--- Begin ---

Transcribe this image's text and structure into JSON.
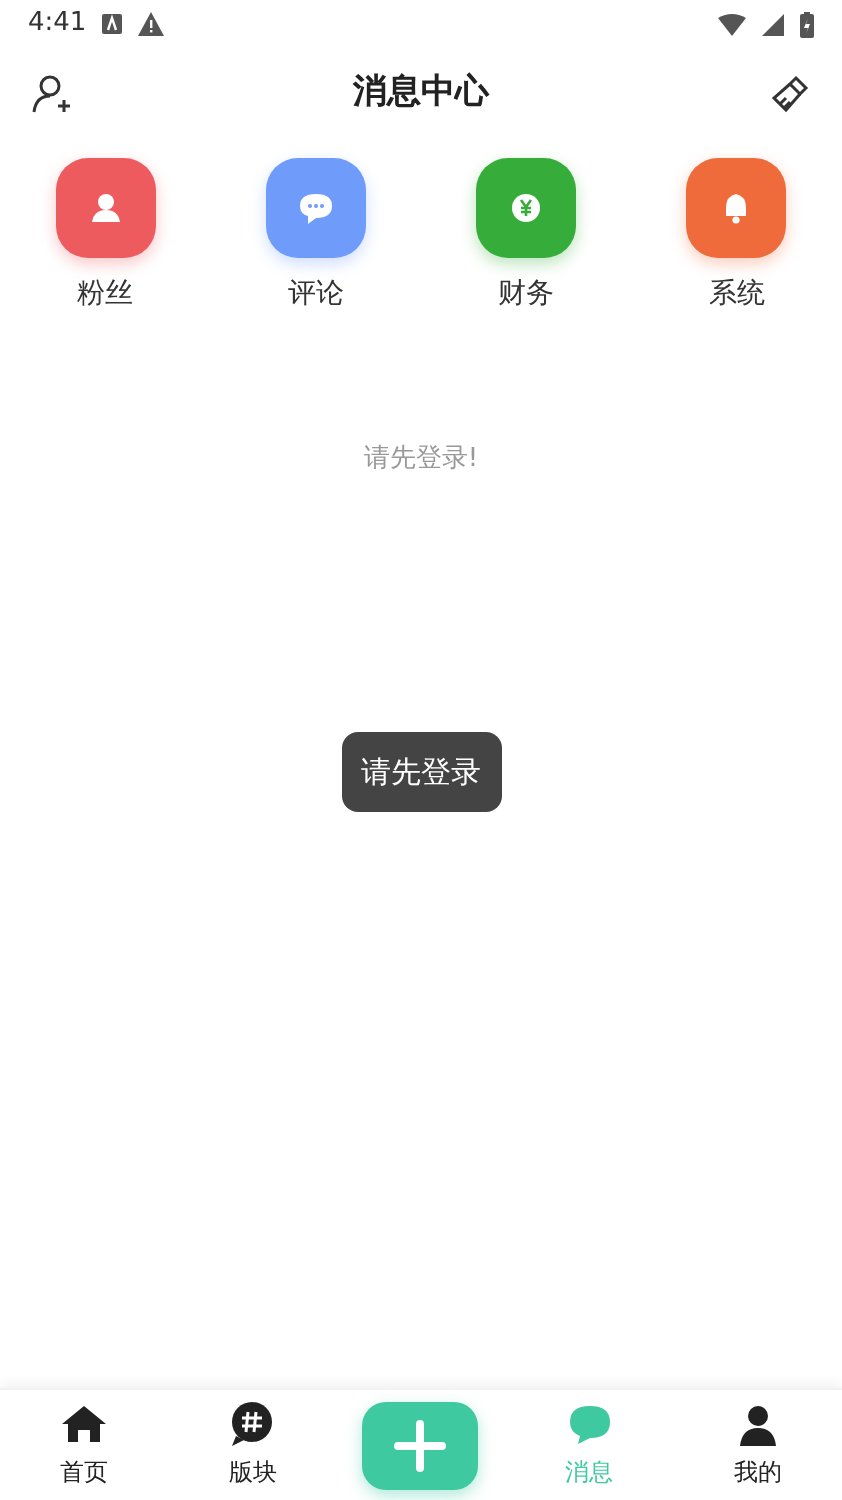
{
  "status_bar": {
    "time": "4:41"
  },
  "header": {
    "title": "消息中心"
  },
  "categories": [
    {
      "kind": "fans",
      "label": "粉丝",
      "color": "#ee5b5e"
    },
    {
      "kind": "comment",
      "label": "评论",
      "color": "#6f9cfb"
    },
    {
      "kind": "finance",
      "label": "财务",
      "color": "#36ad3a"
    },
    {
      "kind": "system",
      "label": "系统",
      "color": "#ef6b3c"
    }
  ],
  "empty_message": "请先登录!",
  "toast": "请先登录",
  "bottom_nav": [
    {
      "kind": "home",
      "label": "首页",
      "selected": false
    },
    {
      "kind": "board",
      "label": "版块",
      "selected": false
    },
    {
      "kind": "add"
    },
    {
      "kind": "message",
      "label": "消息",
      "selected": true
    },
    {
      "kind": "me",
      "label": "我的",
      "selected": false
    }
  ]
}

--- End ---

Each line of the data should be quoted exactly, with pictures left out.

The solution →
Transcribe this image's text and structure into JSON.
{
  "status_bar": {
    "time": "4:41"
  },
  "header": {
    "title": "消息中心"
  },
  "categories": [
    {
      "kind": "fans",
      "label": "粉丝",
      "color": "#ee5b5e"
    },
    {
      "kind": "comment",
      "label": "评论",
      "color": "#6f9cfb"
    },
    {
      "kind": "finance",
      "label": "财务",
      "color": "#36ad3a"
    },
    {
      "kind": "system",
      "label": "系统",
      "color": "#ef6b3c"
    }
  ],
  "empty_message": "请先登录!",
  "toast": "请先登录",
  "bottom_nav": [
    {
      "kind": "home",
      "label": "首页",
      "selected": false
    },
    {
      "kind": "board",
      "label": "版块",
      "selected": false
    },
    {
      "kind": "add"
    },
    {
      "kind": "message",
      "label": "消息",
      "selected": true
    },
    {
      "kind": "me",
      "label": "我的",
      "selected": false
    }
  ]
}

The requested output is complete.